■ Instruction
Exclude the pictures and reproduce the remaining data exactly as written.

■ Given records
++++++++++++++++++++
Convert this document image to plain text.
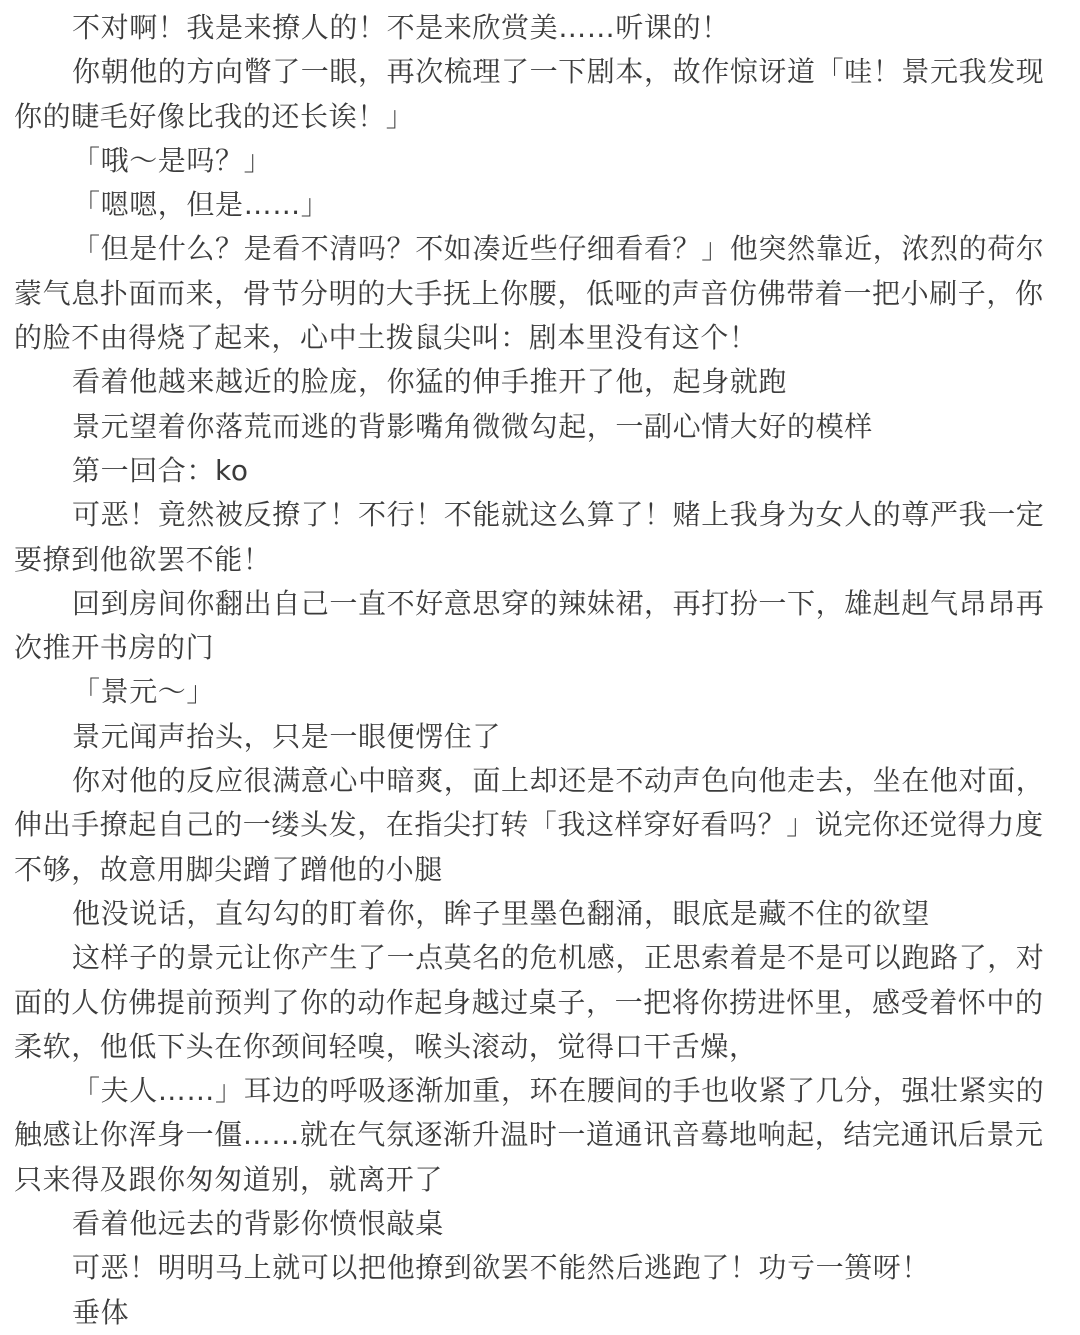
不对啊！我是来撩人的！不是来欣赏美……听课的！

你朝他的方向瞥了一眼，再次梳理了一下剧本，故作惊讶道「哇！景元我发现你的睫毛好像比我的还长诶！」

「哦～是吗？」

「嗯嗯，但是……」

「但是什么？是看不清吗？不如凑近些仔细看看？」他突然靠近，浓烈的荷尔蒙气息扑面而来，骨节分明的大手抚上你腰，低哑的声音仿佛带着一把小刷子，你的脸不由得烧了起来，心中土拨鼠尖叫：剧本里没有这个！

看着他越来越近的脸庞，你猛的伸手推开了他，起身就跑

景元望着你落荒而逃的背影嘴角微微勾起，一副心情大好的模样

第一回合：ko

可恶！竟然被反撩了！不行！不能就这么算了！赌上我身为女人的尊严我一定要撩到他欲罢不能！

回到房间你翻出自己一直不好意思穿的辣妹裙，再打扮一下，雄赳赳气昂昂再次推开书房的门

「景元～」

景元闻声抬头，只是一眼便愣住了

你对他的反应很满意心中暗爽，面上却还是不动声色向他走去，坐在他对面，伸出手撩起自己的一缕头发，在指尖打转「我这样穿好看吗？」说完你还觉得力度不够，故意用脚尖蹭了蹭他的小腿

他没说话，直勾勾的盯着你，眸子里墨色翻涌，眼底是藏不住的欲望

这样子的景元让你产生了一点莫名的危机感，正思索着是不是可以跑路了，对面的人仿佛提前预判了你的动作起身越过桌子，一把将你捞进怀里，感受着怀中的柔软，他低下头在你颈间轻嗅，喉头滚动，觉得口干舌燥，

「夫人……」耳边的呼吸逐渐加重，环在腰间的手也收紧了几分，强壮紧实的触感让你浑身一僵……就在气氛逐渐升温时一道通讯音蓦地响起，结完通讯后景元只来得及跟你匆匆道别，就离开了

看着他远去的背影你愤恨敲桌

可恶！明明马上就可以把他撩到欲罢不能然后逃跑了！功亏一篑呀！

垂体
++++++++++++++++++++
■ Task solution
Convert this document image to plain text.
不对啊！我是来撩人的！不是来欣赏美……听课的！

你朝他的方向瞥了一眼，再次梳理了一下剧本，故作惊讶道「哇！景元我发现你的睫毛好像比我的还长诶！」

「哦～是吗？」

「嗯嗯，但是……」

「但是什么？是看不清吗？不如凑近些仔细看看？」他突然靠近，浓烈的荷尔蒙气息扑面而来，骨节分明的大手抚上你腰，低哑的声音仿佛带着一把小刷子，你的脸不由得烧了起来，心中土拨鼠尖叫：剧本里没有这个！

看着他越来越近的脸庞，你猛的伸手推开了他，起身就跑

景元望着你落荒而逃的背影嘴角微微勾起，一副心情大好的模样

第一回合：ko

可恶！竟然被反撩了！不行！不能就这么算了！赌上我身为女人的尊严我一定要撩到他欲罢不能！

回到房间你翻出自己一直不好意思穿的辣妹裙，再打扮一下，雄赳赳气昂昂再次推开书房的门

「景元～」

景元闻声抬头，只是一眼便愣住了

你对他的反应很满意心中暗爽，面上却还是不动声色向他走去，坐在他对面，伸出手撩起自己的一缕头发，在指尖打转「我这样穿好看吗？」说完你还觉得力度不够，故意用脚尖蹭了蹭他的小腿

他没说话，直勾勾的盯着你，眸子里墨色翻涌，眼底是藏不住的欲望

这样子的景元让你产生了一点莫名的危机感，正思索着是不是可以跑路了，对面的人仿佛提前预判了你的动作起身越过桌子，一把将你捞进怀里，感受着怀中的柔软，他低下头在你颈间轻嗅，喉头滚动，觉得口干舌燥，

「夫人……」耳边的呼吸逐渐加重，环在腰间的手也收紧了几分，强壮紧实的触感让你浑身一僵……就在气氛逐渐升温时一道通讯音蓦地响起，结完通讯后景元只来得及跟你匆匆道别，就离开了

看着他远去的背影你愤恨敲桌

可恶！明明马上就可以把他撩到欲罢不能然后逃跑了！功亏一篑呀！

垂体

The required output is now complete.